◆ **Short problem**
Search the material for "portions" and show all lines that contain it.

◆ **Data to use**
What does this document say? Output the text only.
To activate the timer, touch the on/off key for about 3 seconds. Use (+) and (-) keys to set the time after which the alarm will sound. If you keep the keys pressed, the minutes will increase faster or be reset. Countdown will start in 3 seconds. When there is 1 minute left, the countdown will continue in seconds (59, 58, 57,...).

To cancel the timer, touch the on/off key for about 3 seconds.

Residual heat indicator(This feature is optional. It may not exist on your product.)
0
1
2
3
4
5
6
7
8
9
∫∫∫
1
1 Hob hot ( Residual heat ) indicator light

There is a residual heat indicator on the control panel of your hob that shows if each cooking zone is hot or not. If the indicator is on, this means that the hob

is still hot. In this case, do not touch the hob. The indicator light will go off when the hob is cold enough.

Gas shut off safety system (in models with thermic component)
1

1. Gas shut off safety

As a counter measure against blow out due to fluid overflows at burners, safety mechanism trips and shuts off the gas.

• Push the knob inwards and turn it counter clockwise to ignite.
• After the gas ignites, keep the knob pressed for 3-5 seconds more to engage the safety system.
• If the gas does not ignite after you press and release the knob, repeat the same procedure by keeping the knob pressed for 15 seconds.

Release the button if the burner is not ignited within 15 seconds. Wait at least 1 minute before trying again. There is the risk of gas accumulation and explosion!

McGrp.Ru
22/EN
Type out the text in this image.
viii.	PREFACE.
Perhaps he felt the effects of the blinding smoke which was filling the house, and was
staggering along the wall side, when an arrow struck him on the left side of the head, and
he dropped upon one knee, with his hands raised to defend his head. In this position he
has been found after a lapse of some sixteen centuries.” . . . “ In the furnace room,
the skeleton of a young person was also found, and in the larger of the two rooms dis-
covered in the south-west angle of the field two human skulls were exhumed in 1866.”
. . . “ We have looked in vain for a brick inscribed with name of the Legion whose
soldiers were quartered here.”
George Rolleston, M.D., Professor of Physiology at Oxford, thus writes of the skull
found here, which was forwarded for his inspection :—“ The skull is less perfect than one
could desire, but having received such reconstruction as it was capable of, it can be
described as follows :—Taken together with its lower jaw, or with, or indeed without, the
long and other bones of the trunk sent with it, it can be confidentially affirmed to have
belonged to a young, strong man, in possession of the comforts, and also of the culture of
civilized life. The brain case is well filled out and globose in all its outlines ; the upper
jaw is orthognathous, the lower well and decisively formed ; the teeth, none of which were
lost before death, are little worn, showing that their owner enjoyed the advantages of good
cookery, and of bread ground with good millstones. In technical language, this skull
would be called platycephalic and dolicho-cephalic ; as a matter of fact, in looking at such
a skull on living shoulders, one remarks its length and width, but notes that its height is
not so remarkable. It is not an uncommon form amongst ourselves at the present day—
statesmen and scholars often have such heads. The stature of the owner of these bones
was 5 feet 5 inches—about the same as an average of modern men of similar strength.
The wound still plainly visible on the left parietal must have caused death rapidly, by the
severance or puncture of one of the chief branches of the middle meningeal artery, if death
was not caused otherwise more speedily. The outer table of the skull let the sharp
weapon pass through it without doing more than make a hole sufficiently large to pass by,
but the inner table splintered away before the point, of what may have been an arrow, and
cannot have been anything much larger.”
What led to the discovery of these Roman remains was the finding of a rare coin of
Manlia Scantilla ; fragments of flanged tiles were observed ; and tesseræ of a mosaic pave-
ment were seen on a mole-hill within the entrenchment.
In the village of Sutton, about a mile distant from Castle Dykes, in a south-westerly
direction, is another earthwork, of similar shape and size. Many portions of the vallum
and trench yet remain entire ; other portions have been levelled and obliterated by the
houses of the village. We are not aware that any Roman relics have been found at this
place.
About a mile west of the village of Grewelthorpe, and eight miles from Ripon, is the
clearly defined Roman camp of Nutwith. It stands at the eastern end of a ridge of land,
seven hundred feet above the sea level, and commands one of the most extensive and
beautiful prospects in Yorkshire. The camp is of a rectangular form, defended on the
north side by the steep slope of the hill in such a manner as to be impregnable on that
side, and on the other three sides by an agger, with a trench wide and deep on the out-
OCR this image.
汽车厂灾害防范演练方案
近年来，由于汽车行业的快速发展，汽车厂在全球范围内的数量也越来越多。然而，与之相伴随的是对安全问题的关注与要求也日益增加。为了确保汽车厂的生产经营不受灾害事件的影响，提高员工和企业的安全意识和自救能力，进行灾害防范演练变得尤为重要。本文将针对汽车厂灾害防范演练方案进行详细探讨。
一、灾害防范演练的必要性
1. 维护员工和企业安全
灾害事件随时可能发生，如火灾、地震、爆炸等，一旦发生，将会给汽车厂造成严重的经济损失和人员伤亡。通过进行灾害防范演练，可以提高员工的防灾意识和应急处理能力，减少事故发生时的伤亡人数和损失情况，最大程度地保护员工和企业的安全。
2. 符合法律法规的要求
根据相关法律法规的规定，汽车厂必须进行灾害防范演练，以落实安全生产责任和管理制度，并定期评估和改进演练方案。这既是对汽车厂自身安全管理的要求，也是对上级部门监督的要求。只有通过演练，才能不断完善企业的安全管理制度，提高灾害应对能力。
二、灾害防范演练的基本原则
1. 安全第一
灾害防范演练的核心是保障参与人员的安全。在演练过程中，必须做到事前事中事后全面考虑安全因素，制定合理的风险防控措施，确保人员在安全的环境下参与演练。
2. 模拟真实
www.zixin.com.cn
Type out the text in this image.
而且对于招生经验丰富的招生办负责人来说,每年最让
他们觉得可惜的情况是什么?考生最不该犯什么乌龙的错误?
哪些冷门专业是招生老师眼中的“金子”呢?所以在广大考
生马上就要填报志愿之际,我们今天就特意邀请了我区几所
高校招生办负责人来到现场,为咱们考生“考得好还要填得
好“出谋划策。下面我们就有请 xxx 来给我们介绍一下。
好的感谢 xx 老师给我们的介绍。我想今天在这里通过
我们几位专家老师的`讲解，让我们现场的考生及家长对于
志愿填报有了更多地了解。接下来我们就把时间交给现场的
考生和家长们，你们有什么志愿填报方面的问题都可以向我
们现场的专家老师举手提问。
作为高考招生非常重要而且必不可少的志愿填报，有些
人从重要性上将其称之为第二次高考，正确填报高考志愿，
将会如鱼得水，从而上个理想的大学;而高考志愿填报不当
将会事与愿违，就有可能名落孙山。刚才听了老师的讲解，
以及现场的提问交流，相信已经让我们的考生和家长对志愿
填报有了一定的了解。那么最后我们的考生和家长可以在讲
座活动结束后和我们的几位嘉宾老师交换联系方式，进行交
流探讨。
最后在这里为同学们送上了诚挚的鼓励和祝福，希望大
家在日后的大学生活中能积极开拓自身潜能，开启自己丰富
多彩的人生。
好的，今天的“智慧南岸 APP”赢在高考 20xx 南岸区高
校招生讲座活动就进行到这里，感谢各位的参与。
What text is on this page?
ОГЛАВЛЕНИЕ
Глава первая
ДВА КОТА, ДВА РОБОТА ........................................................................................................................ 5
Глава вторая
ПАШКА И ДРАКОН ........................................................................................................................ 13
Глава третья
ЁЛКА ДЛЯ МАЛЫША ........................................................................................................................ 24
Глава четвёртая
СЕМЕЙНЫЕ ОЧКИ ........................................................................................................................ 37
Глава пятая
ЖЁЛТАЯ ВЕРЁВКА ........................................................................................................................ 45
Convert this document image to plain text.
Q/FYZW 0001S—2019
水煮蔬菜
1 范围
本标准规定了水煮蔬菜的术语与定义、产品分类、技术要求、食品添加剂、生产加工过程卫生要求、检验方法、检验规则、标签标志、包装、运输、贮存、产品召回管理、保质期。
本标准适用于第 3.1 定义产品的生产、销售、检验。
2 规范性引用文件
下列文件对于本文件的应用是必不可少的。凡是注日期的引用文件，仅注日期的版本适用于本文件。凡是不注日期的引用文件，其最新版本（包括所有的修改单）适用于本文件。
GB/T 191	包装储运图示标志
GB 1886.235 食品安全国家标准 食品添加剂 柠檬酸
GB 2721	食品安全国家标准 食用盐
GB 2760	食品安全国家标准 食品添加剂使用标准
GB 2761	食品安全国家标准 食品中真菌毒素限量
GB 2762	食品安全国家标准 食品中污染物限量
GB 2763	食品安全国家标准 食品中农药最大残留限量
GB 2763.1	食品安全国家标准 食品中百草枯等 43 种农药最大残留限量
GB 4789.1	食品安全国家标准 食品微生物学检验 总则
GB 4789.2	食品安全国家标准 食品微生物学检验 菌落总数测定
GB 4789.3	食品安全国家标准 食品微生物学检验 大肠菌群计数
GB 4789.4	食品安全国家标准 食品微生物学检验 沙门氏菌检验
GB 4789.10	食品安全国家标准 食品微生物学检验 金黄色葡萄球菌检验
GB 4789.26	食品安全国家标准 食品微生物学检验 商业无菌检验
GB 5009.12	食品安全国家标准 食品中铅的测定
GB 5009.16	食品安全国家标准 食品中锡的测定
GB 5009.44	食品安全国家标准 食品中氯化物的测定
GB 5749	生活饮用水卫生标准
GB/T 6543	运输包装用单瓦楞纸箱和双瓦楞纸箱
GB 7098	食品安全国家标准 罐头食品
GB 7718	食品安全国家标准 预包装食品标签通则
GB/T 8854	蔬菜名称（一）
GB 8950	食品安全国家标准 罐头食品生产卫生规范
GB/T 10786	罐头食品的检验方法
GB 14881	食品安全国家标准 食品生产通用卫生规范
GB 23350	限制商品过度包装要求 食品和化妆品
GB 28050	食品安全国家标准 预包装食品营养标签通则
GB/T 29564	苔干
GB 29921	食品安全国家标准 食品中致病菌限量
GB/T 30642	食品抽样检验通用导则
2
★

◆ **Task result**
direction, is another earthwork, of similar shape and size. Many portions of the vallum
and trench yet remain entire ; other portions have been levelled and obliterated by the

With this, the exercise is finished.